Exercise input:
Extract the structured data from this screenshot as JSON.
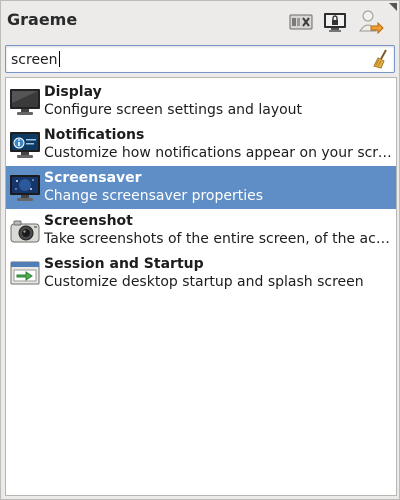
{
  "header": {
    "username": "Graeme"
  },
  "search": {
    "value": "screen"
  },
  "results": [
    {
      "title": "Display",
      "description": "Configure screen settings and layout",
      "icon": "display-icon",
      "selected": false
    },
    {
      "title": "Notifications",
      "description": "Customize how notifications appear on your screen",
      "icon": "notifications-icon",
      "selected": false
    },
    {
      "title": "Screensaver",
      "description": "Change screensaver properties",
      "icon": "screensaver-icon",
      "selected": true
    },
    {
      "title": "Screenshot",
      "description": "Take screenshots of the entire screen, of the active...",
      "icon": "camera-icon",
      "selected": false
    },
    {
      "title": "Session and Startup",
      "description": "Customize desktop startup and splash screen",
      "icon": "session-startup-icon",
      "selected": false
    }
  ],
  "colors": {
    "selection": "#5f8ec6",
    "window_bg": "#ecebe9"
  }
}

What you will do: Extract the full listing above verbatim; pictures are to be left out of the copy.

Result of the task:
Extract the structured data from this screenshot as JSON.
{
  "header": {
    "username": "Graeme"
  },
  "search": {
    "value": "screen"
  },
  "results": [
    {
      "title": "Display",
      "description": "Configure screen settings and layout",
      "icon": "display-icon",
      "selected": false
    },
    {
      "title": "Notifications",
      "description": "Customize how notifications appear on your screen",
      "icon": "notifications-icon",
      "selected": false
    },
    {
      "title": "Screensaver",
      "description": "Change screensaver properties",
      "icon": "screensaver-icon",
      "selected": true
    },
    {
      "title": "Screenshot",
      "description": "Take screenshots of the entire screen, of the active...",
      "icon": "camera-icon",
      "selected": false
    },
    {
      "title": "Session and Startup",
      "description": "Customize desktop startup and splash screen",
      "icon": "session-startup-icon",
      "selected": false
    }
  ],
  "colors": {
    "selection": "#5f8ec6",
    "window_bg": "#ecebe9"
  }
}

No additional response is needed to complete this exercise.